_Written request:_
Extract all data as written.

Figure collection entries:
>> begin

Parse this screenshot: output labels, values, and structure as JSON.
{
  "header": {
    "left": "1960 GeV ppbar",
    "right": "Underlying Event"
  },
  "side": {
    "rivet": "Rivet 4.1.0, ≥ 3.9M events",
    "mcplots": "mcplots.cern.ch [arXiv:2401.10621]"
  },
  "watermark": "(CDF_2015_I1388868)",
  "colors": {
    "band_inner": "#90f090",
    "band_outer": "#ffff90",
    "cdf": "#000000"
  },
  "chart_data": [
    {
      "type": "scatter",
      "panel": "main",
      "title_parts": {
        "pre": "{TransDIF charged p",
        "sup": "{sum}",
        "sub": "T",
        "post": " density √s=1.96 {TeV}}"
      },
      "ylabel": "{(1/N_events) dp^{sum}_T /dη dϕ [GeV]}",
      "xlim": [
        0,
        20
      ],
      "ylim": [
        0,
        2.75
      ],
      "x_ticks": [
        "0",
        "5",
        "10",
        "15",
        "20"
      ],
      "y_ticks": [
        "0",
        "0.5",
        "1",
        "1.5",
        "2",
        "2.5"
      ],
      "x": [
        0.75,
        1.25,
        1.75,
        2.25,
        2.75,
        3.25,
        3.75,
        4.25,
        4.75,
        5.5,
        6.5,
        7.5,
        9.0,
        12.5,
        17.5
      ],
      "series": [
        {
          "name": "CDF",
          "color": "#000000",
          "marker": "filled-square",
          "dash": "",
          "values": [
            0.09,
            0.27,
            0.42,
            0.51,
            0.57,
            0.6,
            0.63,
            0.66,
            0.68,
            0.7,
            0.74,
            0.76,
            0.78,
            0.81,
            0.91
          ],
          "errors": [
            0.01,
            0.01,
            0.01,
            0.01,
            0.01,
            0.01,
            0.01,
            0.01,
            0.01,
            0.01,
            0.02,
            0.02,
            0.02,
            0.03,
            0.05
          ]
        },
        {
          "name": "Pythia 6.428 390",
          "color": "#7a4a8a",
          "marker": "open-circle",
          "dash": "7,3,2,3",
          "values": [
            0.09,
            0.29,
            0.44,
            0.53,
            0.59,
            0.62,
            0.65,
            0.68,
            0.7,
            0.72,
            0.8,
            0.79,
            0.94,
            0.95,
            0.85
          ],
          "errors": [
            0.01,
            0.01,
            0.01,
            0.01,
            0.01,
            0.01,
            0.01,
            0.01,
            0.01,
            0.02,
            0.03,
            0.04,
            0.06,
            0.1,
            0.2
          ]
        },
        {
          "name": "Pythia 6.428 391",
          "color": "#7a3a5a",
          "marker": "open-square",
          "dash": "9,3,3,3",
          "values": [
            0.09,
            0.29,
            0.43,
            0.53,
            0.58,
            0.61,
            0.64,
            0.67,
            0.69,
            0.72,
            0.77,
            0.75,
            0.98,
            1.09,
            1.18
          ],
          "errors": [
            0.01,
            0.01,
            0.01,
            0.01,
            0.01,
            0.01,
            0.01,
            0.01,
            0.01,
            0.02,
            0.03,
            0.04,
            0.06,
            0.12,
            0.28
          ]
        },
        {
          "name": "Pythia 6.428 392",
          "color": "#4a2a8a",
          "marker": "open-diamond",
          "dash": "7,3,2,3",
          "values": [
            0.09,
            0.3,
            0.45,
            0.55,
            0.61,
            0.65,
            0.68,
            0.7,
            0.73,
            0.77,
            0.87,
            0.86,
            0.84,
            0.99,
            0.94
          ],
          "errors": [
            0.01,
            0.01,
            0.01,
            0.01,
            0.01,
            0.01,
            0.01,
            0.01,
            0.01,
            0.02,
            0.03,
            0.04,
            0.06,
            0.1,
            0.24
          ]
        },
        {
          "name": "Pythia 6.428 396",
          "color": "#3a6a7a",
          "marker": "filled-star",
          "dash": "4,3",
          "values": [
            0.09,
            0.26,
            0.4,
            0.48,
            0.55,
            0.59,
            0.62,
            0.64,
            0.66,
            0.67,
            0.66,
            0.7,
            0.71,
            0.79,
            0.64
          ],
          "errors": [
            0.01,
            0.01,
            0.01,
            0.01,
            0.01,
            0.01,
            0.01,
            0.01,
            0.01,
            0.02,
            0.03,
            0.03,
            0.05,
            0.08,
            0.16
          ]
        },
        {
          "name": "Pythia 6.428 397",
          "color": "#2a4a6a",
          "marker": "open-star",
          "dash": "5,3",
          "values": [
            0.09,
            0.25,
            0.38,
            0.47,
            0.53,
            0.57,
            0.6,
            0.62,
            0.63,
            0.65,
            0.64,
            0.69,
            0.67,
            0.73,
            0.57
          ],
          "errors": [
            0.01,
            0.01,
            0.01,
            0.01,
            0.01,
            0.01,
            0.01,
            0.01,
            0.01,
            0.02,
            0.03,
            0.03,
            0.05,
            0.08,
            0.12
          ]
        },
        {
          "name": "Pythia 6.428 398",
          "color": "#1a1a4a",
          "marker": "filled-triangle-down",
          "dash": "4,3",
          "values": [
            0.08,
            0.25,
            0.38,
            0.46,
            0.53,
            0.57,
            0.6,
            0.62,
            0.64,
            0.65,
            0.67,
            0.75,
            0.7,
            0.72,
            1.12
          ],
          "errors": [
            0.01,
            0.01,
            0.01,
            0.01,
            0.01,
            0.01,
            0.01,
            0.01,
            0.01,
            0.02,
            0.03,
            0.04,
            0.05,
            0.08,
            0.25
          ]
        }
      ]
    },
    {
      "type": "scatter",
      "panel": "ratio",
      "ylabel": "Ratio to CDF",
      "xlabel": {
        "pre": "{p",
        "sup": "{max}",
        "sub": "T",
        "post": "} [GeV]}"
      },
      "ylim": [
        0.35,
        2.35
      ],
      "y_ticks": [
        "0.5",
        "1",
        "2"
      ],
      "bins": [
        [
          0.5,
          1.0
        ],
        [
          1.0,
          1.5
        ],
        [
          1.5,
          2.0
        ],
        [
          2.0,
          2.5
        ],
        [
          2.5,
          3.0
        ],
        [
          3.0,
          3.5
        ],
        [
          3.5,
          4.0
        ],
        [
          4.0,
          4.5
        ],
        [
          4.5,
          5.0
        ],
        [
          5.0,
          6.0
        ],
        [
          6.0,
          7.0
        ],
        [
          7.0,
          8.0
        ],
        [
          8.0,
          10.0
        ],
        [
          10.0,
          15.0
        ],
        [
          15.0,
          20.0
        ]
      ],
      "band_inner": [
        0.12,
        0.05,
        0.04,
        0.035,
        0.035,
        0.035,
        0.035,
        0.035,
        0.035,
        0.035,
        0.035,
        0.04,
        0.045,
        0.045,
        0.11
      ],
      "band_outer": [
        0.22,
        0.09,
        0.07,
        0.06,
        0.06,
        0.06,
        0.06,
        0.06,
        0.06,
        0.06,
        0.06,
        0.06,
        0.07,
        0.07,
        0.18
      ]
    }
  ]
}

>> end

_Worked answer:_
Parse this screenshot: output labels, values, and structure as JSON.
{
  "header": {
    "left": "1960 GeV ppbar",
    "right": "Underlying Event"
  },
  "side": {
    "rivet": "Rivet 4.1.0, ≥ 3.9M events",
    "mcplots": "mcplots.cern.ch [arXiv:2401.10621]"
  },
  "watermark": "(CDF_2015_I1388868)",
  "colors": {
    "band_inner": "#90f090",
    "band_outer": "#ffff90",
    "cdf": "#000000"
  },
  "chart_data": [
    {
      "type": "scatter",
      "panel": "main",
      "title_parts": {
        "pre": "{TransDIF charged p",
        "sup": "{sum}",
        "sub": "T",
        "post": " density √s=1.96 {TeV}}"
      },
      "ylabel": "{(1/N_events) dp^{sum}_T /dη dϕ [GeV]}",
      "xlim": [
        0,
        20
      ],
      "ylim": [
        0,
        2.75
      ],
      "x_ticks": [
        "0",
        "5",
        "10",
        "15",
        "20"
      ],
      "y_ticks": [
        "0",
        "0.5",
        "1",
        "1.5",
        "2",
        "2.5"
      ],
      "x": [
        0.75,
        1.25,
        1.75,
        2.25,
        2.75,
        3.25,
        3.75,
        4.25,
        4.75,
        5.5,
        6.5,
        7.5,
        9.0,
        12.5,
        17.5
      ],
      "series": [
        {
          "name": "CDF",
          "color": "#000000",
          "marker": "filled-square",
          "dash": "",
          "values": [
            0.09,
            0.27,
            0.42,
            0.51,
            0.57,
            0.6,
            0.63,
            0.66,
            0.68,
            0.7,
            0.74,
            0.76,
            0.78,
            0.81,
            0.91
          ],
          "errors": [
            0.01,
            0.01,
            0.01,
            0.01,
            0.01,
            0.01,
            0.01,
            0.01,
            0.01,
            0.01,
            0.02,
            0.02,
            0.02,
            0.03,
            0.05
          ]
        },
        {
          "name": "Pythia 6.428 390",
          "color": "#7a4a8a",
          "marker": "open-circle",
          "dash": "7,3,2,3",
          "values": [
            0.09,
            0.29,
            0.44,
            0.53,
            0.59,
            0.62,
            0.65,
            0.68,
            0.7,
            0.72,
            0.8,
            0.79,
            0.94,
            0.95,
            0.85
          ],
          "errors": [
            0.01,
            0.01,
            0.01,
            0.01,
            0.01,
            0.01,
            0.01,
            0.01,
            0.01,
            0.02,
            0.03,
            0.04,
            0.06,
            0.1,
            0.2
          ]
        },
        {
          "name": "Pythia 6.428 391",
          "color": "#7a3a5a",
          "marker": "open-square",
          "dash": "9,3,3,3",
          "values": [
            0.09,
            0.29,
            0.43,
            0.53,
            0.58,
            0.61,
            0.64,
            0.67,
            0.69,
            0.72,
            0.77,
            0.75,
            0.98,
            1.09,
            1.18
          ],
          "errors": [
            0.01,
            0.01,
            0.01,
            0.01,
            0.01,
            0.01,
            0.01,
            0.01,
            0.01,
            0.02,
            0.03,
            0.04,
            0.06,
            0.12,
            0.28
          ]
        },
        {
          "name": "Pythia 6.428 392",
          "color": "#4a2a8a",
          "marker": "open-diamond",
          "dash": "7,3,2,3",
          "values": [
            0.09,
            0.3,
            0.45,
            0.55,
            0.61,
            0.65,
            0.68,
            0.7,
            0.73,
            0.77,
            0.87,
            0.86,
            0.84,
            0.99,
            0.94
          ],
          "errors": [
            0.01,
            0.01,
            0.01,
            0.01,
            0.01,
            0.01,
            0.01,
            0.01,
            0.01,
            0.02,
            0.03,
            0.04,
            0.06,
            0.1,
            0.24
          ]
        },
        {
          "name": "Pythia 6.428 396",
          "color": "#3a6a7a",
          "marker": "filled-star",
          "dash": "4,3",
          "values": [
            0.09,
            0.26,
            0.4,
            0.48,
            0.55,
            0.59,
            0.62,
            0.64,
            0.66,
            0.67,
            0.66,
            0.7,
            0.71,
            0.79,
            0.64
          ],
          "errors": [
            0.01,
            0.01,
            0.01,
            0.01,
            0.01,
            0.01,
            0.01,
            0.01,
            0.01,
            0.02,
            0.03,
            0.03,
            0.05,
            0.08,
            0.16
          ]
        },
        {
          "name": "Pythia 6.428 397",
          "color": "#2a4a6a",
          "marker": "open-star",
          "dash": "5,3",
          "values": [
            0.09,
            0.25,
            0.38,
            0.47,
            0.53,
            0.57,
            0.6,
            0.62,
            0.63,
            0.65,
            0.64,
            0.69,
            0.67,
            0.73,
            0.57
          ],
          "errors": [
            0.01,
            0.01,
            0.01,
            0.01,
            0.01,
            0.01,
            0.01,
            0.01,
            0.01,
            0.02,
            0.03,
            0.03,
            0.05,
            0.08,
            0.12
          ]
        },
        {
          "name": "Pythia 6.428 398",
          "color": "#1a1a4a",
          "marker": "filled-triangle-down",
          "dash": "4,3",
          "values": [
            0.08,
            0.25,
            0.38,
            0.46,
            0.53,
            0.57,
            0.6,
            0.62,
            0.64,
            0.65,
            0.67,
            0.75,
            0.7,
            0.72,
            1.12
          ],
          "errors": [
            0.01,
            0.01,
            0.01,
            0.01,
            0.01,
            0.01,
            0.01,
            0.01,
            0.01,
            0.02,
            0.03,
            0.04,
            0.05,
            0.08,
            0.25
          ]
        }
      ]
    },
    {
      "type": "scatter",
      "panel": "ratio",
      "ylabel": "Ratio to CDF",
      "xlabel": {
        "pre": "{p",
        "sup": "{max}",
        "sub": "T",
        "post": "} [GeV]}"
      },
      "ylim": [
        0.35,
        2.35
      ],
      "y_ticks": [
        "0.5",
        "1",
        "2"
      ],
      "bins": [
        [
          0.5,
          1.0
        ],
        [
          1.0,
          1.5
        ],
        [
          1.5,
          2.0
        ],
        [
          2.0,
          2.5
        ],
        [
          2.5,
          3.0
        ],
        [
          3.0,
          3.5
        ],
        [
          3.5,
          4.0
        ],
        [
          4.0,
          4.5
        ],
        [
          4.5,
          5.0
        ],
        [
          5.0,
          6.0
        ],
        [
          6.0,
          7.0
        ],
        [
          7.0,
          8.0
        ],
        [
          8.0,
          10.0
        ],
        [
          10.0,
          15.0
        ],
        [
          15.0,
          20.0
        ]
      ],
      "band_inner": [
        0.12,
        0.05,
        0.04,
        0.035,
        0.035,
        0.035,
        0.035,
        0.035,
        0.035,
        0.035,
        0.035,
        0.04,
        0.045,
        0.045,
        0.11
      ],
      "band_outer": [
        0.22,
        0.09,
        0.07,
        0.06,
        0.06,
        0.06,
        0.06,
        0.06,
        0.06,
        0.06,
        0.06,
        0.06,
        0.07,
        0.07,
        0.18
      ]
    }
  ]
}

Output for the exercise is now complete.